[Extracted data entries]
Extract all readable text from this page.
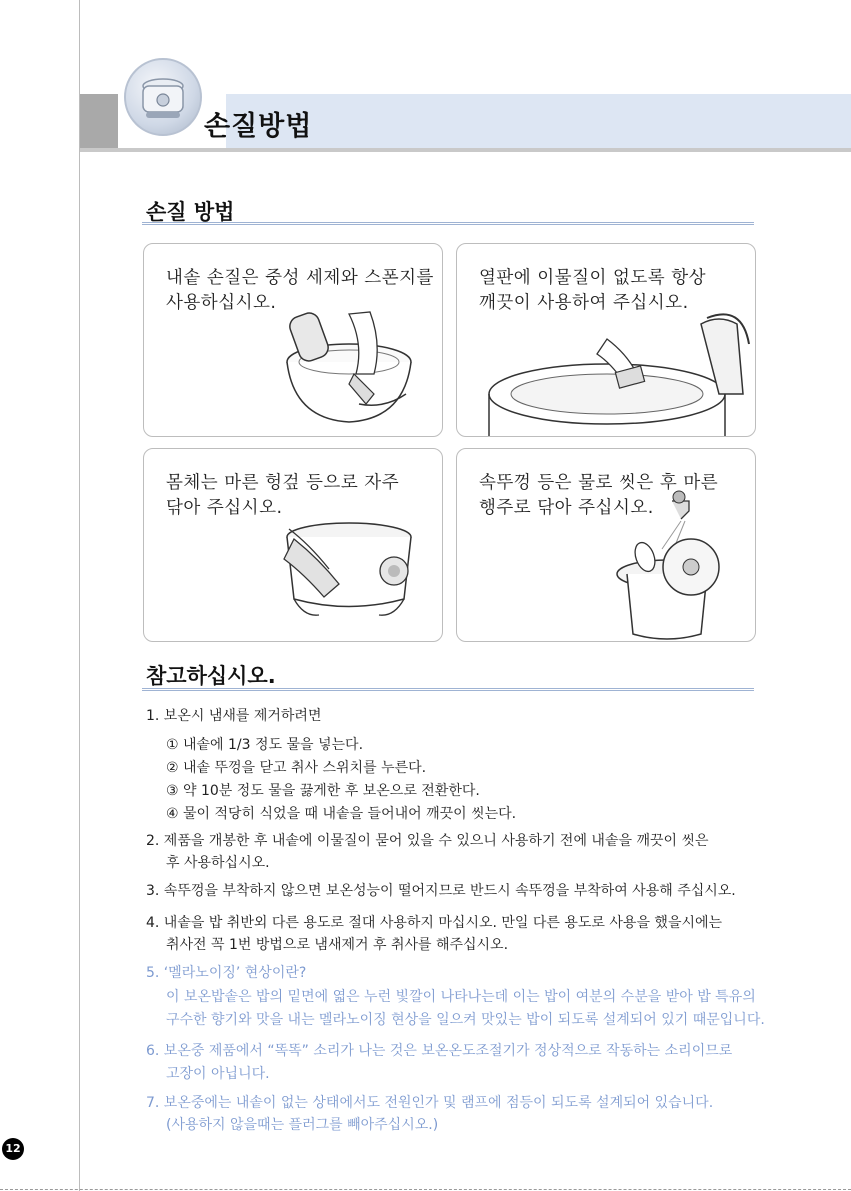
손질방법
손질 방법
내솥 손질은 중성 세제와 스폰지를
사용하십시오.
열판에 이물질이 없도록 항상
깨끗이 사용하여 주십시오.
몸체는 마른 헝겊 등으로 자주
닦아 주십시오.
속뚜껑 등은 물로 씻은 후 마른
행주로 닦아 주십시오.
참고하십시오.
1. 보온시 냄새를 제거하려면
① 내솥에 1/3 정도 물을 넣는다.
② 내솥 뚜껑을 닫고 취사 스위치를 누른다.
③ 약 10분 정도 물을 끓게한 후 보온으로 전환한다.
④ 물이 적당히 식었을 때 내솥을 들어내어 깨끗이 씻는다.
2. 제품을 개봉한 후 내솥에 이물질이 묻어 있을 수 있으니 사용하기 전에 내솥을 깨끗이 씻은
후 사용하십시오.
3. 속뚜껑을 부착하지 않으면 보온성능이 떨어지므로 반드시 속뚜껑을 부착하여 사용해 주십시오.
4. 내솥을 밥 취반외 다른 용도로 절대 사용하지 마십시오. 만일 다른 용도로 사용을 했을시에는
취사전 꼭 1번 방법으로 냄새제거 후 취사를 해주십시오.
5. ‘멜라노이징’ 현상이란?
이 보온밥솥은 밥의 밑면에 엷은 누런 빛깔이 나타나는데 이는 밥이 여분의 수분을 받아 밥 특유의
구수한 향기와 맛을 내는 멜라노이징 현상을 일으켜 맛있는 밥이 되도록 설계되어 있기 때문입니다.
6. 보온중 제품에서 “똑똑” 소리가 나는 것은 보온온도조절기가 정상적으로 작동하는 소리이므로
고장이 아닙니다.
7. 보온중에는 내솥이 없는 상태에서도 전원인가 및 램프에 점등이 되도록 설계되어 있습니다.
(사용하지 않을때는 플러그를 빼아주십시오.)
12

Written problem: Copy every line in the entries above that has the string "멜라노이징" in it.

Response:
5. ‘멜라노이징’ 현상이란?
구수한 향기와 맛을 내는 멜라노이징 현상을 일으켜 맛있는 밥이 되도록 설계되어 있기 때문입니다.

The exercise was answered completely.